*TASK:* Quote the data below in full, minus the images.
|---|
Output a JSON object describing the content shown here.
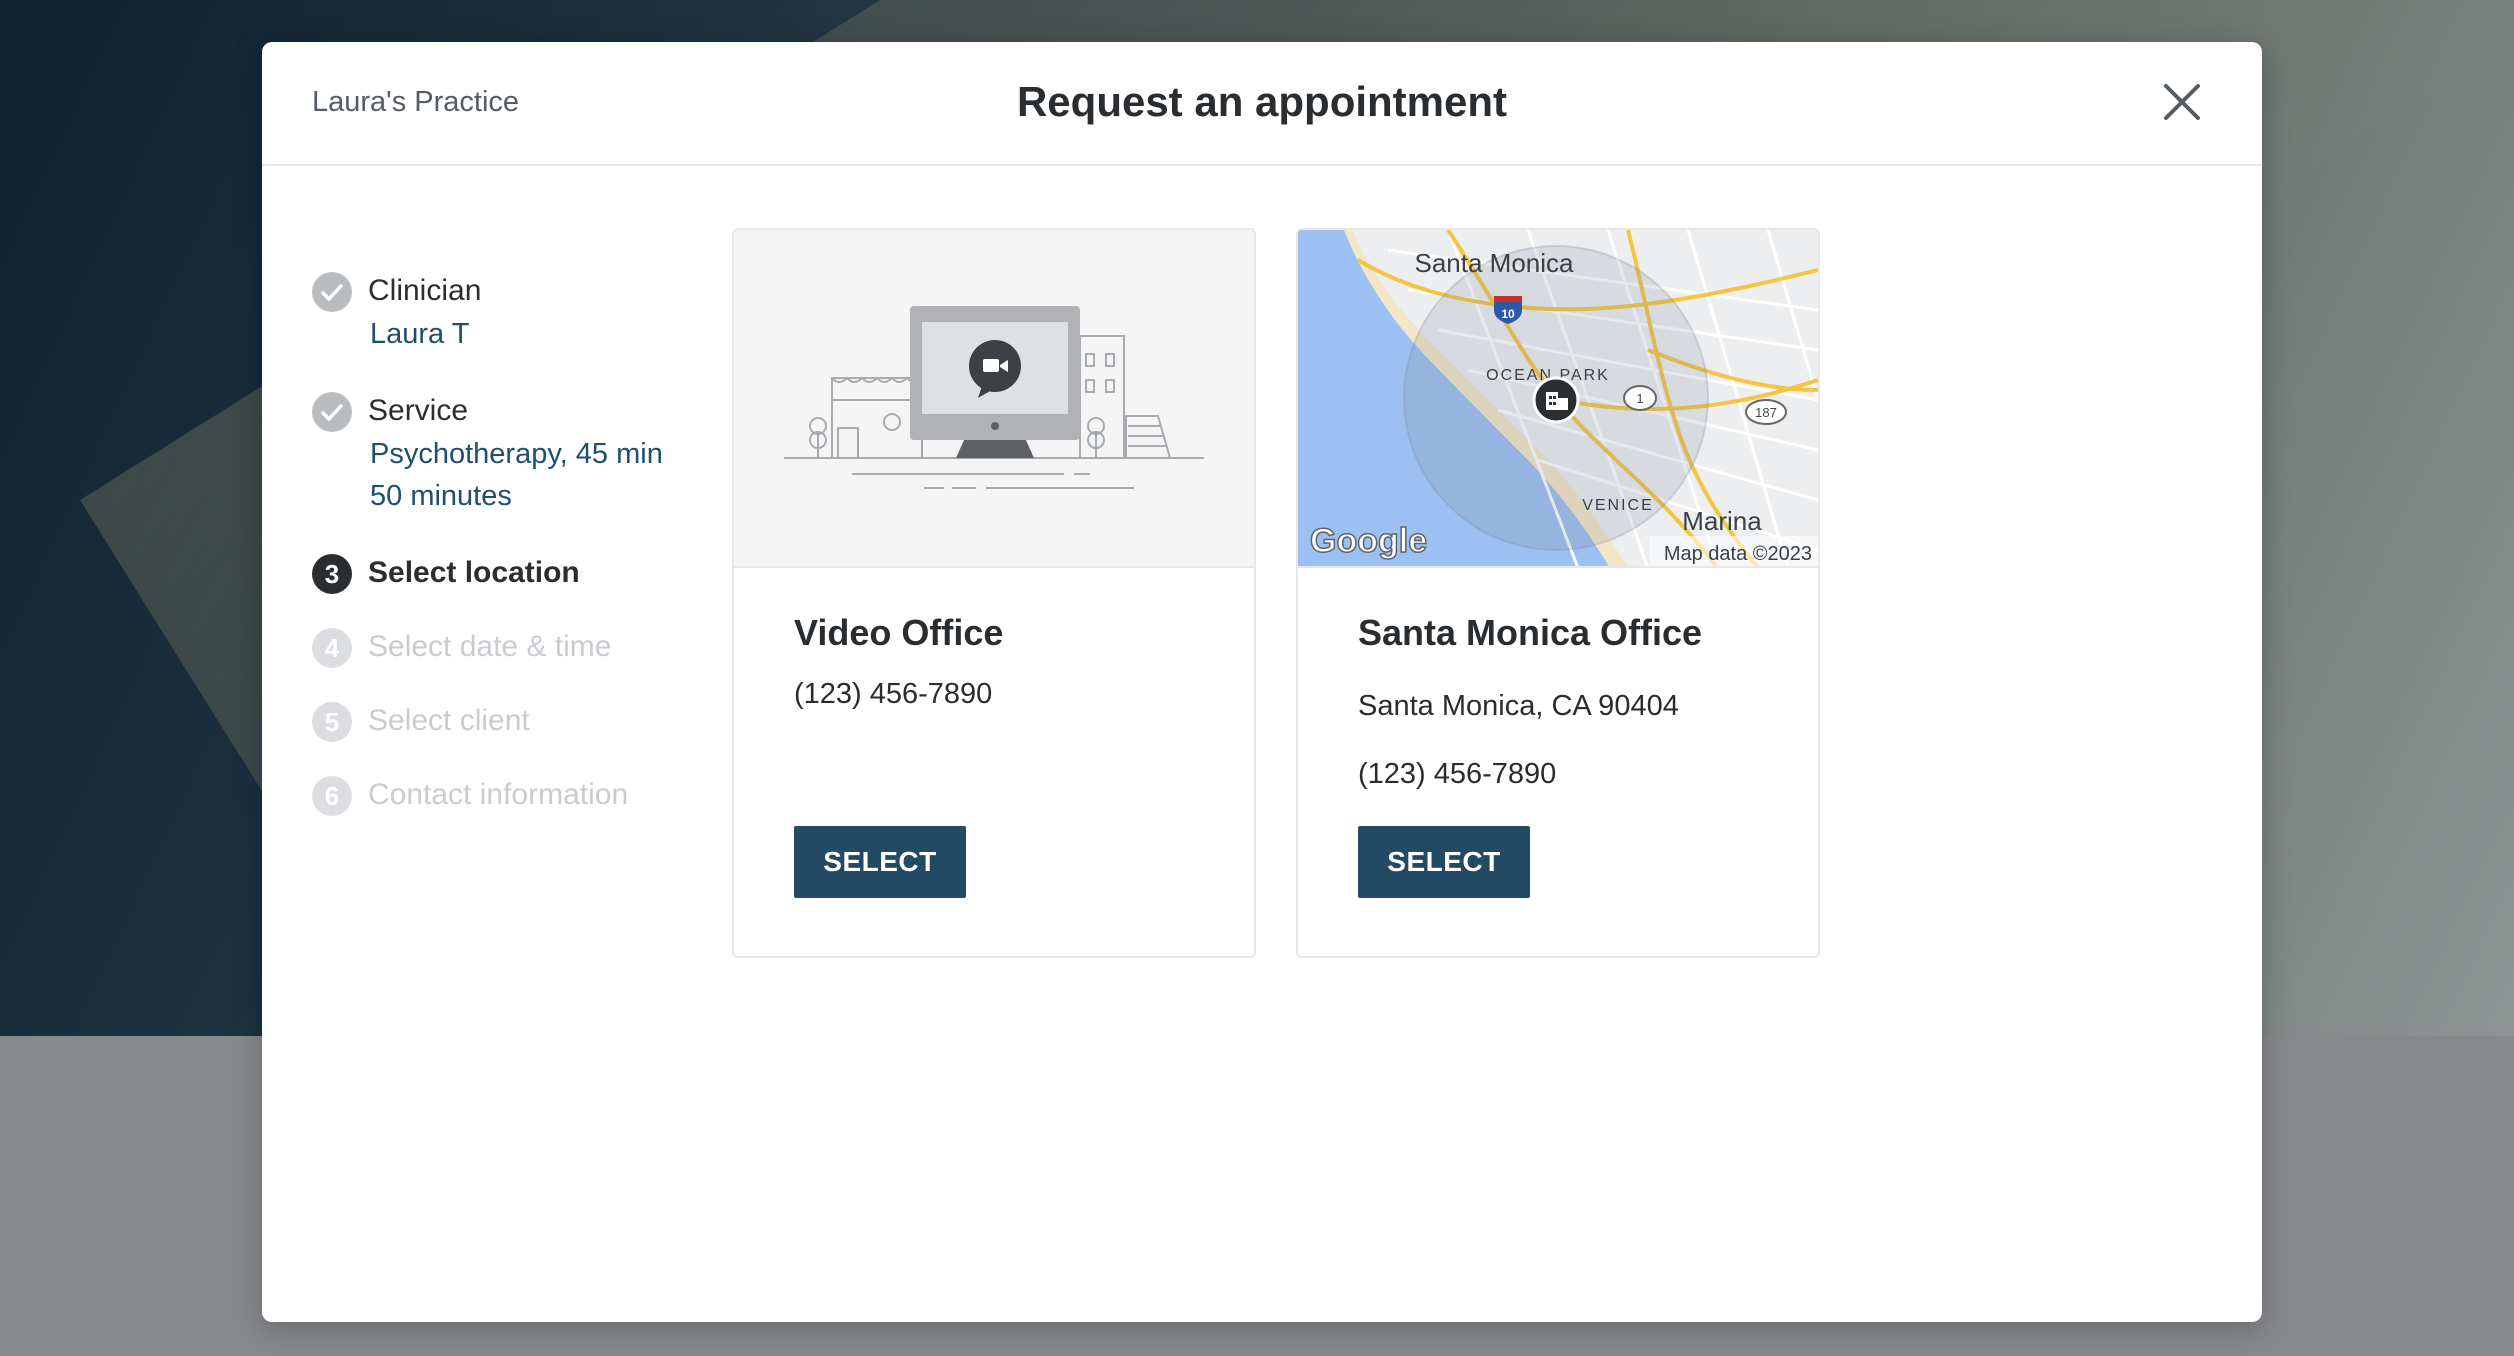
{
  "header": {
    "practice_name": "Laura's Practice",
    "title": "Request an appointment",
    "close_icon": "close-icon"
  },
  "steps": [
    {
      "number": "1",
      "label": "Clinician",
      "state": "done",
      "details": [
        "Laura T"
      ]
    },
    {
      "number": "2",
      "label": "Service",
      "state": "done",
      "details": [
        "Psychotherapy, 45 min",
        "50 minutes"
      ]
    },
    {
      "number": "3",
      "label": "Select location",
      "state": "active",
      "details": []
    },
    {
      "number": "4",
      "label": "Select date & time",
      "state": "pending",
      "details": []
    },
    {
      "number": "5",
      "label": "Select client",
      "state": "pending",
      "details": []
    },
    {
      "number": "6",
      "label": "Contact information",
      "state": "pending",
      "details": []
    }
  ],
  "locations": [
    {
      "name": "Video Office",
      "phone": "(123) 456-7890",
      "address": "",
      "button": "SELECT",
      "media": "video-office-illustration"
    },
    {
      "name": "Santa Monica Office",
      "address": "Santa Monica, CA 90404",
      "phone": "(123) 456-7890",
      "button": "SELECT",
      "media": "map-thumbnail",
      "map": {
        "labels": [
          "Santa Monica",
          "OCEAN PARK",
          "VENICE",
          "Marina"
        ],
        "road_shields": [
          "10",
          "1",
          "187"
        ],
        "provider": "Google",
        "attribution": "Map data ©2023"
      }
    }
  ],
  "colors": {
    "accent": "#234a63",
    "link": "#1f4f6e",
    "step_done": "#b9bcbf",
    "step_active": "#2b2e31",
    "step_pending": "#dcdde0"
  }
}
|---|
*WORKED ANSWER:*
Output a JSON object describing the content shown here.
{
  "header": {
    "practice_name": "Laura's Practice",
    "title": "Request an appointment",
    "close_icon": "close-icon"
  },
  "steps": [
    {
      "number": "1",
      "label": "Clinician",
      "state": "done",
      "details": [
        "Laura T"
      ]
    },
    {
      "number": "2",
      "label": "Service",
      "state": "done",
      "details": [
        "Psychotherapy, 45 min",
        "50 minutes"
      ]
    },
    {
      "number": "3",
      "label": "Select location",
      "state": "active",
      "details": []
    },
    {
      "number": "4",
      "label": "Select date & time",
      "state": "pending",
      "details": []
    },
    {
      "number": "5",
      "label": "Select client",
      "state": "pending",
      "details": []
    },
    {
      "number": "6",
      "label": "Contact information",
      "state": "pending",
      "details": []
    }
  ],
  "locations": [
    {
      "name": "Video Office",
      "phone": "(123) 456-7890",
      "address": "",
      "button": "SELECT",
      "media": "video-office-illustration"
    },
    {
      "name": "Santa Monica Office",
      "address": "Santa Monica, CA 90404",
      "phone": "(123) 456-7890",
      "button": "SELECT",
      "media": "map-thumbnail",
      "map": {
        "labels": [
          "Santa Monica",
          "OCEAN PARK",
          "VENICE",
          "Marina"
        ],
        "road_shields": [
          "10",
          "1",
          "187"
        ],
        "provider": "Google",
        "attribution": "Map data ©2023"
      }
    }
  ],
  "colors": {
    "accent": "#234a63",
    "link": "#1f4f6e",
    "step_done": "#b9bcbf",
    "step_active": "#2b2e31",
    "step_pending": "#dcdde0"
  }
}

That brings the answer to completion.